Extract each line containing the string "请你画出".

─── MATERIAL PROVIDED ───

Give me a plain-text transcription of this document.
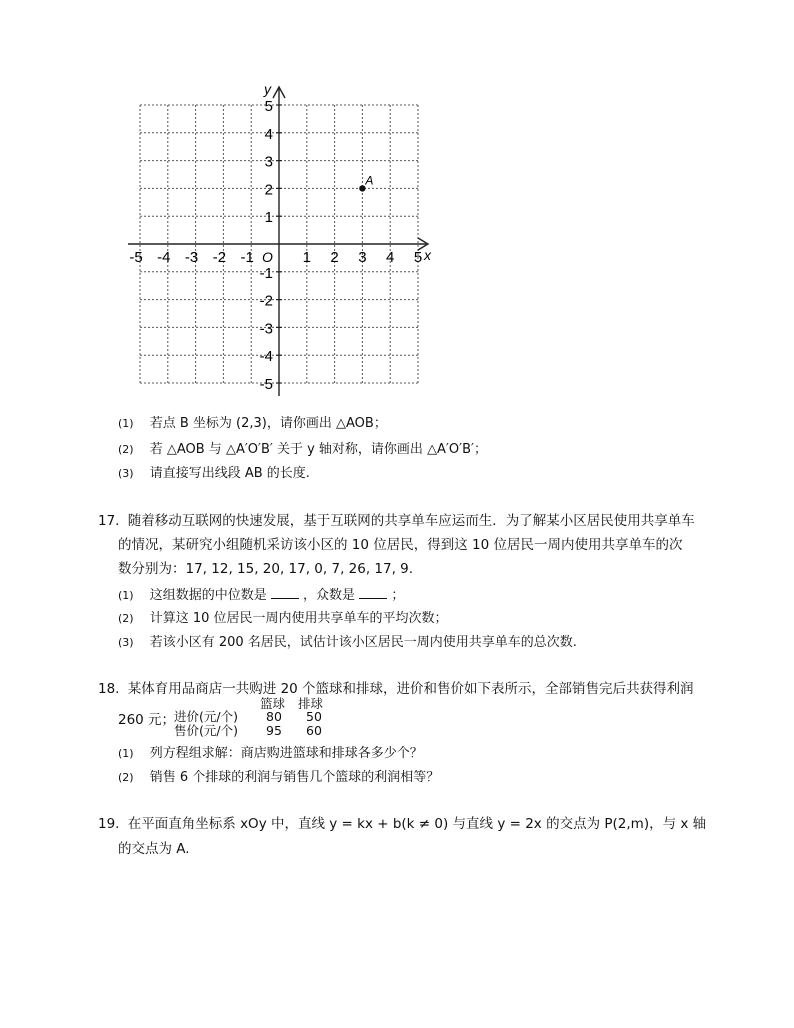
-5 -4 -3 -2 -1	1 2 3 4 5
5
4
3
2
1
-1
-2
-3
-4
-5
x
y
O
A
(1) 若点 B 坐标为 (2,3)，请你画出 △AOB；
(2) 若 △AOB 与 △A′O′B′ 关于 y 轴对称，请你画出 △A′O′B′；
(3) 请直接写出线段 AB 的长度.
17. 随着移动互联网的快速发展，基于互联网的共享单车应运而生．为了解某小区居民使用共享单车
的情况，某研究小组随机采访该小区的 10 位居民，得到这 10 位居民一周内使用共享单车的次
数分别为：17, 12, 15, 20, 17, 0, 7, 26, 17, 9.
(1) 这组数据的中位数是	，众数是	；
(2) 计算这 10 位居民一周内使用共享单车的平均次数；
(3) 若该小区有 200 名居民，试估计该小区居民一周内使用共享单车的总次数.
18. 某体育用品商店一共购进 20 个篮球和排球，进价和售价如下表所示，全部销售完后共获得利润
260 元；
篮球 排球
进价(元/个) 80 50
售价(元/个) 95 60
(1) 列方程组求解：商店购进篮球和排球各多少个？
(2) 销售 6 个排球的利润与销售几个篮球的利润相等？
19. 在平面直角坐标系 xOy 中，直线 y = kx + b(k ≠ 0) 与直线 y = 2x 的交点为 P(2,m)，与 x 轴
的交点为 A.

───

FULL ANSWER
(1) 若点 B 坐标为 (2,3)，请你画出 △AOB；
(2) 若 △AOB 与 △A′O′B′ 关于 y 轴对称，请你画出 △A′O′B′；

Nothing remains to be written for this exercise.